_The request_:
From the entries below, copy every line that holds the word "Temperature".

--- Start Dataset rows ---

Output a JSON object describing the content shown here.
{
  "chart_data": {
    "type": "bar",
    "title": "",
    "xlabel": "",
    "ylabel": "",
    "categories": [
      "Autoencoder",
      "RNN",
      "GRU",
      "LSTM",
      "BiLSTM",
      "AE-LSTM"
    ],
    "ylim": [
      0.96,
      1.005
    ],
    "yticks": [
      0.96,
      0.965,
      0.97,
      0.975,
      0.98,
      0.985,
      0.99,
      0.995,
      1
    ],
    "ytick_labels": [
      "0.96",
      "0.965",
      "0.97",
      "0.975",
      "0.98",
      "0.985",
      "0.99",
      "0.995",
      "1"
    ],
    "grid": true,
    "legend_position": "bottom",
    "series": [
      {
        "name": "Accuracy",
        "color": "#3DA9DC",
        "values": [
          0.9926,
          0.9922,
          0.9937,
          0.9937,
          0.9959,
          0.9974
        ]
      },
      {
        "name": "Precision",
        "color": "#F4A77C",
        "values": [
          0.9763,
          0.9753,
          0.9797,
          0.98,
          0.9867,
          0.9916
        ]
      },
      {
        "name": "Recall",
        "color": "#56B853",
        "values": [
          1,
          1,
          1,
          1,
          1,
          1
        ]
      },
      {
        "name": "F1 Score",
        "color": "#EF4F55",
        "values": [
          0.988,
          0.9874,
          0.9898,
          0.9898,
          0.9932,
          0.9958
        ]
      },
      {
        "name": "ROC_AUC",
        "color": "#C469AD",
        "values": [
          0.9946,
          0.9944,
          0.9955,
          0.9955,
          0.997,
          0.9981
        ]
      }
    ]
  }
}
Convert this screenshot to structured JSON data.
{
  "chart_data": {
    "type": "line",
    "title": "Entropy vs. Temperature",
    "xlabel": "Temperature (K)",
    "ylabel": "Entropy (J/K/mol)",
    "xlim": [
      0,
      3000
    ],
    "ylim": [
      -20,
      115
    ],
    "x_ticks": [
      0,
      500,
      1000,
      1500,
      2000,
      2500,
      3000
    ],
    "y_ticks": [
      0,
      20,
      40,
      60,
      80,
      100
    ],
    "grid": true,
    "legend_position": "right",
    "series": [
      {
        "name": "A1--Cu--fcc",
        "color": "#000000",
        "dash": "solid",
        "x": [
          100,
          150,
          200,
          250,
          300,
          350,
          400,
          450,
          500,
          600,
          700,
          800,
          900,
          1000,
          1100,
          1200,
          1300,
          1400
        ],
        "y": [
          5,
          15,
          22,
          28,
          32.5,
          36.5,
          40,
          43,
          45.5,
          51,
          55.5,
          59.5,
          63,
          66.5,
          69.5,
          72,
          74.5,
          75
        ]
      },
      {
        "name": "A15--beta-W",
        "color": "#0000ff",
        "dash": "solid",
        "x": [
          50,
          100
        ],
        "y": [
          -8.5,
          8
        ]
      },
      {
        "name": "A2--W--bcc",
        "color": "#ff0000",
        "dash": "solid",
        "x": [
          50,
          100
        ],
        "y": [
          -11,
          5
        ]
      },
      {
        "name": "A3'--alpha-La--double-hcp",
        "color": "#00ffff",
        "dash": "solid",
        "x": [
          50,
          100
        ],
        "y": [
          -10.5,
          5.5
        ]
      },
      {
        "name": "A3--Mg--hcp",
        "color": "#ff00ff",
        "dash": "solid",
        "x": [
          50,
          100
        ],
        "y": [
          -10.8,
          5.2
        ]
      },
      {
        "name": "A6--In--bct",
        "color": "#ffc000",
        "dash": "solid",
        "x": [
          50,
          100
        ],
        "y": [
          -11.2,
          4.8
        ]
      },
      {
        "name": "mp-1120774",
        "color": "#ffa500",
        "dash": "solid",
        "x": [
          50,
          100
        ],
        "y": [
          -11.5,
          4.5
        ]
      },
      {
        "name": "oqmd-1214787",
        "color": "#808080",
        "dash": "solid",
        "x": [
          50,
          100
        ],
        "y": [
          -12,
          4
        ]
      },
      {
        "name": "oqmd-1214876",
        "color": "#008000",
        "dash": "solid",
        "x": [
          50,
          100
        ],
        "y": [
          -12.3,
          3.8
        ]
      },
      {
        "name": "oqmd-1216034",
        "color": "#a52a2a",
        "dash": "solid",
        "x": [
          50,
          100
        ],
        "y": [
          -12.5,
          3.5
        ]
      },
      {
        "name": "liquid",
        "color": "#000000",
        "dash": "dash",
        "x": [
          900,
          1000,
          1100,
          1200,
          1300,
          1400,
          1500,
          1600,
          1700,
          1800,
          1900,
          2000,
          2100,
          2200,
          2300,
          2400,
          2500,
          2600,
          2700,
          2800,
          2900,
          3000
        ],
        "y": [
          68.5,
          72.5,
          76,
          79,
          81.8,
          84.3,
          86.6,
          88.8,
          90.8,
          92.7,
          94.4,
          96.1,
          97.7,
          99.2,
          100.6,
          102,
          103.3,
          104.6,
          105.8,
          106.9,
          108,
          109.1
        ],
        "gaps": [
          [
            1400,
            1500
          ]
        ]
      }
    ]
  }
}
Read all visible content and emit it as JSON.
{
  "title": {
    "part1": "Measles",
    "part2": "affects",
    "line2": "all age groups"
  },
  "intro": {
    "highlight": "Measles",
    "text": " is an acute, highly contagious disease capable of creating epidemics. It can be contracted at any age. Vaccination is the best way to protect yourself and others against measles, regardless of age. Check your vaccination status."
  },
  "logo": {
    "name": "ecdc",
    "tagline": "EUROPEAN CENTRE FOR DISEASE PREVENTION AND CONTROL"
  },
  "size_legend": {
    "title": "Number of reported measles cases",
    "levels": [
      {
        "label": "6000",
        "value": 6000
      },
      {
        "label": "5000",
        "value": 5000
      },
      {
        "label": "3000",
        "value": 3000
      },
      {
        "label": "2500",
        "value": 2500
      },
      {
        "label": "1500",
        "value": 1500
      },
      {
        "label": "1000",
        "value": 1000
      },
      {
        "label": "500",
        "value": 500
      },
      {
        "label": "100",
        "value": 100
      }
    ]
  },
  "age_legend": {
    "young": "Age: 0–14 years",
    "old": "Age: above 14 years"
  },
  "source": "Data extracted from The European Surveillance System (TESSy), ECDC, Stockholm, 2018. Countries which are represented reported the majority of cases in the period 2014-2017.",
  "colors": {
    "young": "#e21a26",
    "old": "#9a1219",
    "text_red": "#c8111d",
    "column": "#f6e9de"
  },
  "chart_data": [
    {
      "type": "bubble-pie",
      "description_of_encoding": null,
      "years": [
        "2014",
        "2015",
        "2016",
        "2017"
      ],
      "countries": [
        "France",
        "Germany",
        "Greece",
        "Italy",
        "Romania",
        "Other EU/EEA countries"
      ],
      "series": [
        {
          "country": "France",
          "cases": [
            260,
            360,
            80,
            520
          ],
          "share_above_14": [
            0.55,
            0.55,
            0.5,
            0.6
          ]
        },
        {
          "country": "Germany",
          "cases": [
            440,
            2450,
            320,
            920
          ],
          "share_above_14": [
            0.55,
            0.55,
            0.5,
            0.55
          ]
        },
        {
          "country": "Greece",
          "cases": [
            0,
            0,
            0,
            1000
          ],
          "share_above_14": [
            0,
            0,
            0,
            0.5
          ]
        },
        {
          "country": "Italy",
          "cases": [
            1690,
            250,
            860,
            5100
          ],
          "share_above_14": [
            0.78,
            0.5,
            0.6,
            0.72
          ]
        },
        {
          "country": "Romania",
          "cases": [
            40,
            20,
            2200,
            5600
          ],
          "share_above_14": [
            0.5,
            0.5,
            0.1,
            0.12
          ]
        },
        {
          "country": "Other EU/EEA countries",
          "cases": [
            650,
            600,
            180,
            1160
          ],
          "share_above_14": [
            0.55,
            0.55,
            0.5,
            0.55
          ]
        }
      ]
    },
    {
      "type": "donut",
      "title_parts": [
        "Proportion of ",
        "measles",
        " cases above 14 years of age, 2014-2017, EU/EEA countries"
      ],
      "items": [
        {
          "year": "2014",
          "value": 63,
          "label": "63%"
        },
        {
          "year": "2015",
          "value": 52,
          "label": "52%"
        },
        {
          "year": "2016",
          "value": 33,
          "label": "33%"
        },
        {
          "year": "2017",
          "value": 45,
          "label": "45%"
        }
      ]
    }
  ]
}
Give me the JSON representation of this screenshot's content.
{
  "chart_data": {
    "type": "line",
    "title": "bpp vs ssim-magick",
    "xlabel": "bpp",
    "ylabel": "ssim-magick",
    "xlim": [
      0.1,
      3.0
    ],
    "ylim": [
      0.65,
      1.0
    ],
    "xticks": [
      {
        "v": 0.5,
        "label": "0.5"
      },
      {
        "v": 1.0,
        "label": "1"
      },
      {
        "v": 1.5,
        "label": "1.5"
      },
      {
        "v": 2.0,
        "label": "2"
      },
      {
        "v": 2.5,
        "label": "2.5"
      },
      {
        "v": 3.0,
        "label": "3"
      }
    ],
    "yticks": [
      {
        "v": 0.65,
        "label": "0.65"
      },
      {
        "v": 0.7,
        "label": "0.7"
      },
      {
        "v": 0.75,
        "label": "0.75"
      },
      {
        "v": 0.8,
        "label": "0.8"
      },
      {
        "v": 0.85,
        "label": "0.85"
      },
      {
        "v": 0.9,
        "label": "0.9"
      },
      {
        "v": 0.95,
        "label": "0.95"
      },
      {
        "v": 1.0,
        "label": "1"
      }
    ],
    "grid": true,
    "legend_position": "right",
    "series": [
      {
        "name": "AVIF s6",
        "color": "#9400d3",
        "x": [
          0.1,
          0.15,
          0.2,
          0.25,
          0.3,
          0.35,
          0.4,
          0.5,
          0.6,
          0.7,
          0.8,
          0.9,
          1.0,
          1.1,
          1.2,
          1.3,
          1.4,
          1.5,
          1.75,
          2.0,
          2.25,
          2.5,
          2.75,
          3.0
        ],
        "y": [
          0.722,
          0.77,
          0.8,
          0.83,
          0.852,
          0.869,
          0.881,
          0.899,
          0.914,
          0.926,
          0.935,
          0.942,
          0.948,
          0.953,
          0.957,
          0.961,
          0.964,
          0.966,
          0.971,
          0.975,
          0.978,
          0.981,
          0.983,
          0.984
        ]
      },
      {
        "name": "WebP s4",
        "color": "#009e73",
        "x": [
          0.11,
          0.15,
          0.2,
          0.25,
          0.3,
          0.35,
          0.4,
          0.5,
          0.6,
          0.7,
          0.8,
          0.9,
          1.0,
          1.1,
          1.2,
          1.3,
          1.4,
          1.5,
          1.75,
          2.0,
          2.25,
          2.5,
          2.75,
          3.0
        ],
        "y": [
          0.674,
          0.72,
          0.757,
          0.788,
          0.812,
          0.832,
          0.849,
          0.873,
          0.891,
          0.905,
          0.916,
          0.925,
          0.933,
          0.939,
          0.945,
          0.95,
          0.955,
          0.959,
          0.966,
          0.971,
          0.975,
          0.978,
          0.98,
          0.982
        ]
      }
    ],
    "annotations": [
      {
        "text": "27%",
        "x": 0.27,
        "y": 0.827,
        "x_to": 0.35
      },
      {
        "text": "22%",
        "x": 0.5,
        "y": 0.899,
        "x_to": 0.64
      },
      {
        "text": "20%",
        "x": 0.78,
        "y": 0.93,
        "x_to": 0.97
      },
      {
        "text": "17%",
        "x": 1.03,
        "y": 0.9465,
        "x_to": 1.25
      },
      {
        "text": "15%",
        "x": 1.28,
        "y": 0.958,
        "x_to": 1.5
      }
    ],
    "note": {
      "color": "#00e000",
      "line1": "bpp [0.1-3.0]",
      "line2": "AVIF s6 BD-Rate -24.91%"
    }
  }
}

--- End Dataset rows ---

_Correct output_:
    "title": "Entropy vs. Temperature",
    "xlabel": "Temperature (K)",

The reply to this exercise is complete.